::: GIVEN DATA

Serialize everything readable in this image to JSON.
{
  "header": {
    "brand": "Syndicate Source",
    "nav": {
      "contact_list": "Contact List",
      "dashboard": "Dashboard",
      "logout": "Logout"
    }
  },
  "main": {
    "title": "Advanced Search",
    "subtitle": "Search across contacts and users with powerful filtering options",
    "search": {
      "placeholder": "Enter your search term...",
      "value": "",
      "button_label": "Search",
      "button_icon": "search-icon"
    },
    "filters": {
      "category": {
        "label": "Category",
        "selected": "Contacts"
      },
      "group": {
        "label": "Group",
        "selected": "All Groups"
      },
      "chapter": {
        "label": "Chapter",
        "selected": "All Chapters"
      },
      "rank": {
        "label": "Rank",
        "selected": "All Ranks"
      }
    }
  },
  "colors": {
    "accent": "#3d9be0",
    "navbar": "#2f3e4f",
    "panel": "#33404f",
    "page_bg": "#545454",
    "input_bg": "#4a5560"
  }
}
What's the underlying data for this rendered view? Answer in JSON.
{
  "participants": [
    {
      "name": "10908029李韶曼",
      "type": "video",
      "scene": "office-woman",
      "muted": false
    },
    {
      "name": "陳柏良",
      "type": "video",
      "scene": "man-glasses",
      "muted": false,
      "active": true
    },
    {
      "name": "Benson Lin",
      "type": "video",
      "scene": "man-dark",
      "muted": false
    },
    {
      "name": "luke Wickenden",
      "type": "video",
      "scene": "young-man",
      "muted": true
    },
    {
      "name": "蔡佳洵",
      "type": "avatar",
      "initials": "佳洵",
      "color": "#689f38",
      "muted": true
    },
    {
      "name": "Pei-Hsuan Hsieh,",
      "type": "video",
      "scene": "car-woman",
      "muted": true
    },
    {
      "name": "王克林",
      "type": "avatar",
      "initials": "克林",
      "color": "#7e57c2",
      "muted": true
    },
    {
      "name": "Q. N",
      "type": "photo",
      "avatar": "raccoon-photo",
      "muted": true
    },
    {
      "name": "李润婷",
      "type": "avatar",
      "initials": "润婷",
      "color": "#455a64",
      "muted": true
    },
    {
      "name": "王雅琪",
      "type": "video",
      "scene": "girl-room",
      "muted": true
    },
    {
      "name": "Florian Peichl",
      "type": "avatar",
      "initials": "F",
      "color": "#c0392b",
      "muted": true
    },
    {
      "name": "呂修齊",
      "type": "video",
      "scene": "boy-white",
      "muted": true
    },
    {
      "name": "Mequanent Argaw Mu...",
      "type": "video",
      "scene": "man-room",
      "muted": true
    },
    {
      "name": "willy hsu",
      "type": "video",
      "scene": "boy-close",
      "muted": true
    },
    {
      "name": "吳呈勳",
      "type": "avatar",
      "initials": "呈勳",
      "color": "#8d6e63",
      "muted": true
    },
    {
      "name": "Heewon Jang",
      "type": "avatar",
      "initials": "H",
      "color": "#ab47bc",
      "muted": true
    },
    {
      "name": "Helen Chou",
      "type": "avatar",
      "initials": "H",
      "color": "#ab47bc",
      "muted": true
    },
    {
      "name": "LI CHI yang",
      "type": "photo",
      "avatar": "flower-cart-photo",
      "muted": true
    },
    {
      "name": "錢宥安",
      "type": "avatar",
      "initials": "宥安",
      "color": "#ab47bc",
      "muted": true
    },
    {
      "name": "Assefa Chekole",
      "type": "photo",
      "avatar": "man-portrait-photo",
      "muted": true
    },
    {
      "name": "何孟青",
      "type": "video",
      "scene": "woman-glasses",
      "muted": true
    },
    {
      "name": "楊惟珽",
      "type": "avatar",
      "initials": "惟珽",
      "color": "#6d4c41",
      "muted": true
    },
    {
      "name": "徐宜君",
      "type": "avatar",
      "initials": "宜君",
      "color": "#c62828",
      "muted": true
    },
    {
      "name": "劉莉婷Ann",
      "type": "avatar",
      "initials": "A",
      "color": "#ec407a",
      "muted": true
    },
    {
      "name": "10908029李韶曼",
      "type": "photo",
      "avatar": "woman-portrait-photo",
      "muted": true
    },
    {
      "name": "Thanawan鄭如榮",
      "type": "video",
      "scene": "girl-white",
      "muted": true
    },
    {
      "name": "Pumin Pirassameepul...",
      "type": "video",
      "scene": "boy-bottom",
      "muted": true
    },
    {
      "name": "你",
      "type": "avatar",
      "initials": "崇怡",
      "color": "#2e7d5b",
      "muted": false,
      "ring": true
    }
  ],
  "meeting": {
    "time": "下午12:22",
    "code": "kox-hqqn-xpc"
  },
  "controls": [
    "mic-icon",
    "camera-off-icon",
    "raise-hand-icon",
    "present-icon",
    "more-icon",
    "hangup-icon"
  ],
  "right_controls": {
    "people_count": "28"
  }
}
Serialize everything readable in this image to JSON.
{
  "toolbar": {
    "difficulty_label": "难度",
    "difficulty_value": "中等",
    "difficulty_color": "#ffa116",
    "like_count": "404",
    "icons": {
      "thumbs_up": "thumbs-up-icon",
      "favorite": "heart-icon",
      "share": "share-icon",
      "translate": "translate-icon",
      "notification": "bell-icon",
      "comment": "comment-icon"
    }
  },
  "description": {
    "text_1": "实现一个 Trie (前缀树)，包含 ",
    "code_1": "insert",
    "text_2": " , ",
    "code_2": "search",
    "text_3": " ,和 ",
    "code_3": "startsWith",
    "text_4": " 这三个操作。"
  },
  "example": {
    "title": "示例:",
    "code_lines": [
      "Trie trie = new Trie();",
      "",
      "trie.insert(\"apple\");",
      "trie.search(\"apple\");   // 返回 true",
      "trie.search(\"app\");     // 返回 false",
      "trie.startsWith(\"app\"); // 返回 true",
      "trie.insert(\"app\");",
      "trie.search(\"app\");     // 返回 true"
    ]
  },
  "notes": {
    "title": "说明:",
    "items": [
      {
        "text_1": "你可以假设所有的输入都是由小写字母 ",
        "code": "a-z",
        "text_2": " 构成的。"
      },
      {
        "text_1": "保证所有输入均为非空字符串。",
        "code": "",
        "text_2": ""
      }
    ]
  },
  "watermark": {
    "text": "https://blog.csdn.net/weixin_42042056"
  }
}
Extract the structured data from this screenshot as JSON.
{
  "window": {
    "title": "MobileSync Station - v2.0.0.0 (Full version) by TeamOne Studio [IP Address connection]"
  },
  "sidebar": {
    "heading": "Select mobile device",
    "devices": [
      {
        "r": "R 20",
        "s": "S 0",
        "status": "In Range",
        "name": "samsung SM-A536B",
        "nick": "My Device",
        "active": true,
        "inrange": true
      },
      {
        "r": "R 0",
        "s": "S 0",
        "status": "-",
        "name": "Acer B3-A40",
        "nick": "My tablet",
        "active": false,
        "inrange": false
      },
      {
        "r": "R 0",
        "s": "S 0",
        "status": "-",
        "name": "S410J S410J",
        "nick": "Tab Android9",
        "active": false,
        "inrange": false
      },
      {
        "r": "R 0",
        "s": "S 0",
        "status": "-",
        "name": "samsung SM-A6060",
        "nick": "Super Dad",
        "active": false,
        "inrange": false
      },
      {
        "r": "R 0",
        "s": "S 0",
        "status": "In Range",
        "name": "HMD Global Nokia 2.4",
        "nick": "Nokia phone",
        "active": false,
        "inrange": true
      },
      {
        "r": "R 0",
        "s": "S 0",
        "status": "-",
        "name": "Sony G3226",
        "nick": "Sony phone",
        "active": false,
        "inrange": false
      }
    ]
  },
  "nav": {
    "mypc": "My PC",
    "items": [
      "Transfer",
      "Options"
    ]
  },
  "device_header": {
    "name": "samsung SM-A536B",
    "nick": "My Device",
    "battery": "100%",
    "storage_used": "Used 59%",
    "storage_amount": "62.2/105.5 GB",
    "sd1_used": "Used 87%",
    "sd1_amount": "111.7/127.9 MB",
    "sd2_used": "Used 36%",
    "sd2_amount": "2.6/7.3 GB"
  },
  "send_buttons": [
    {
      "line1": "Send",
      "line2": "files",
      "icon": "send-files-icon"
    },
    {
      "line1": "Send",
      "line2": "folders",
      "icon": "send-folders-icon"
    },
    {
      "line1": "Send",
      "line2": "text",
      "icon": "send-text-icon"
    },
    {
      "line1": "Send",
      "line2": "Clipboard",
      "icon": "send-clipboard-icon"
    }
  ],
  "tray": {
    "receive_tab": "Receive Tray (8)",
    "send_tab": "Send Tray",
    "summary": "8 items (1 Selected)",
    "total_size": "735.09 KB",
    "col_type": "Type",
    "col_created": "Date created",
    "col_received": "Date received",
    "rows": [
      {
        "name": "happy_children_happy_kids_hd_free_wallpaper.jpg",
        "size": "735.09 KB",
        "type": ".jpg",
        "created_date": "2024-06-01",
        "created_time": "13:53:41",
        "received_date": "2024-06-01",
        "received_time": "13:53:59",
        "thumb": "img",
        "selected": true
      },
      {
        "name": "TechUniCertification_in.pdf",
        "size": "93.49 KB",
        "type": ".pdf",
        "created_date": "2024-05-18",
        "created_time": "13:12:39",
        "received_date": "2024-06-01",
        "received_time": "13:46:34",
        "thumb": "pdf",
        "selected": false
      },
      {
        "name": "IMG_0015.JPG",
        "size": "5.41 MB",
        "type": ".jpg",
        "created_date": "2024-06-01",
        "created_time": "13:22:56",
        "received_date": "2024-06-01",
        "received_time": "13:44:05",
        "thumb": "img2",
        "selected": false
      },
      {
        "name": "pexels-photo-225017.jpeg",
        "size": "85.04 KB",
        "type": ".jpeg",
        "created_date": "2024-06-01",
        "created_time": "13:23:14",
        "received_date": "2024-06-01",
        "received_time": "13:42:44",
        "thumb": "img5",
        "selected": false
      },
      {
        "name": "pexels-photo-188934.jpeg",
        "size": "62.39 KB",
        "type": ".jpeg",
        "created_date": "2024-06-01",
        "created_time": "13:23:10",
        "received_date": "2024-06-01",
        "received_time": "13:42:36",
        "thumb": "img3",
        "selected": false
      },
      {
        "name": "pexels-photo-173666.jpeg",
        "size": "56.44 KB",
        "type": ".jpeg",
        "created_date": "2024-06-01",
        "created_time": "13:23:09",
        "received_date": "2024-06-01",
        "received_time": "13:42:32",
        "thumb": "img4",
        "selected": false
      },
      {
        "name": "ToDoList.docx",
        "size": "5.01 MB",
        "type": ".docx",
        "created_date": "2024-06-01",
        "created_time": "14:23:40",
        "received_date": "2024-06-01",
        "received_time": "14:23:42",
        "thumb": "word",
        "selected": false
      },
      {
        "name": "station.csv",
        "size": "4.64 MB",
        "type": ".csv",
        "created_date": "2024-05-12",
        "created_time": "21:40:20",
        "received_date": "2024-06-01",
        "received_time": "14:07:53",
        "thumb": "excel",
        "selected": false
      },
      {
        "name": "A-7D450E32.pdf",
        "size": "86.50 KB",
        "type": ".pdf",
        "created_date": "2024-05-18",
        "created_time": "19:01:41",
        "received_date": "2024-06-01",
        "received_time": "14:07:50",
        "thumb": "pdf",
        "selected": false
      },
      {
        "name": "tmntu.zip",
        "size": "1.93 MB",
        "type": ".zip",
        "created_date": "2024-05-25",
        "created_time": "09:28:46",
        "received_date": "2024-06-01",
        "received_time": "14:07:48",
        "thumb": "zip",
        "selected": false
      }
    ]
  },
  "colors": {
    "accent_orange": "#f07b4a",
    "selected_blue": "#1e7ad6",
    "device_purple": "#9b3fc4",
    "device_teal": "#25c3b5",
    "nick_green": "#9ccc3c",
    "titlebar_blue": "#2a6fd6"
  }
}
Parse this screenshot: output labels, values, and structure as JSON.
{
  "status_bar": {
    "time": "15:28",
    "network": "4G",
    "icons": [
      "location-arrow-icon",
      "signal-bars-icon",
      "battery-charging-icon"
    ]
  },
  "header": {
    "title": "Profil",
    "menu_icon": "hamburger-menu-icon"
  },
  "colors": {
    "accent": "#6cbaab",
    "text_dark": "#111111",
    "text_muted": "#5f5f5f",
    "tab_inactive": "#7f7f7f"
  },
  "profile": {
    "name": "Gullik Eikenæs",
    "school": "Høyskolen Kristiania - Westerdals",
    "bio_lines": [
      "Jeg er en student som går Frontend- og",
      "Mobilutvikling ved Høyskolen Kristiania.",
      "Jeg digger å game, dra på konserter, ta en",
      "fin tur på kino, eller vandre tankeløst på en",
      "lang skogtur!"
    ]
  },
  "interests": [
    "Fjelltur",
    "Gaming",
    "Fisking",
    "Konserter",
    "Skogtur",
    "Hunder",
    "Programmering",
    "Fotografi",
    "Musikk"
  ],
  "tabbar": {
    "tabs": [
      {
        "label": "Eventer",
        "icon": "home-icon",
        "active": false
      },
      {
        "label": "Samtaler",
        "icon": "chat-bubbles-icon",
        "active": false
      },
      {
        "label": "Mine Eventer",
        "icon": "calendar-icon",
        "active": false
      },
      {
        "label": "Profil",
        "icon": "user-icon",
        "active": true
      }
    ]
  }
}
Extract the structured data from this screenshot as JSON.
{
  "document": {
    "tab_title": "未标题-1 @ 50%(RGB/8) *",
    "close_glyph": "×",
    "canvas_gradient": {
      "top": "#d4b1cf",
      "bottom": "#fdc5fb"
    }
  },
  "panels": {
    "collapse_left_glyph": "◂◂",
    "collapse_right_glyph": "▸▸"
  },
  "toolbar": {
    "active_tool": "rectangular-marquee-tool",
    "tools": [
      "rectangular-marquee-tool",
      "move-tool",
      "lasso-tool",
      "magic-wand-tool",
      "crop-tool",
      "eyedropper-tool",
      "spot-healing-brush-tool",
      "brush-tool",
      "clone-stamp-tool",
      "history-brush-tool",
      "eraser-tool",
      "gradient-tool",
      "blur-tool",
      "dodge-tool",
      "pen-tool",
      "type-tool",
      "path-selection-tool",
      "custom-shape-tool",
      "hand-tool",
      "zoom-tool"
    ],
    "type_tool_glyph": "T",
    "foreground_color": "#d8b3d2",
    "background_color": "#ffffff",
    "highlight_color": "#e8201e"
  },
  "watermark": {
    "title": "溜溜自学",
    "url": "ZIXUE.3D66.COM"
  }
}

::::::

**WORK INSTRUCTIONS:**
Show each line holding the word "brush".

**FINAL RESULT:**
      "spot-healing-brush-tool",
      "brush-tool",
      "history-brush-tool",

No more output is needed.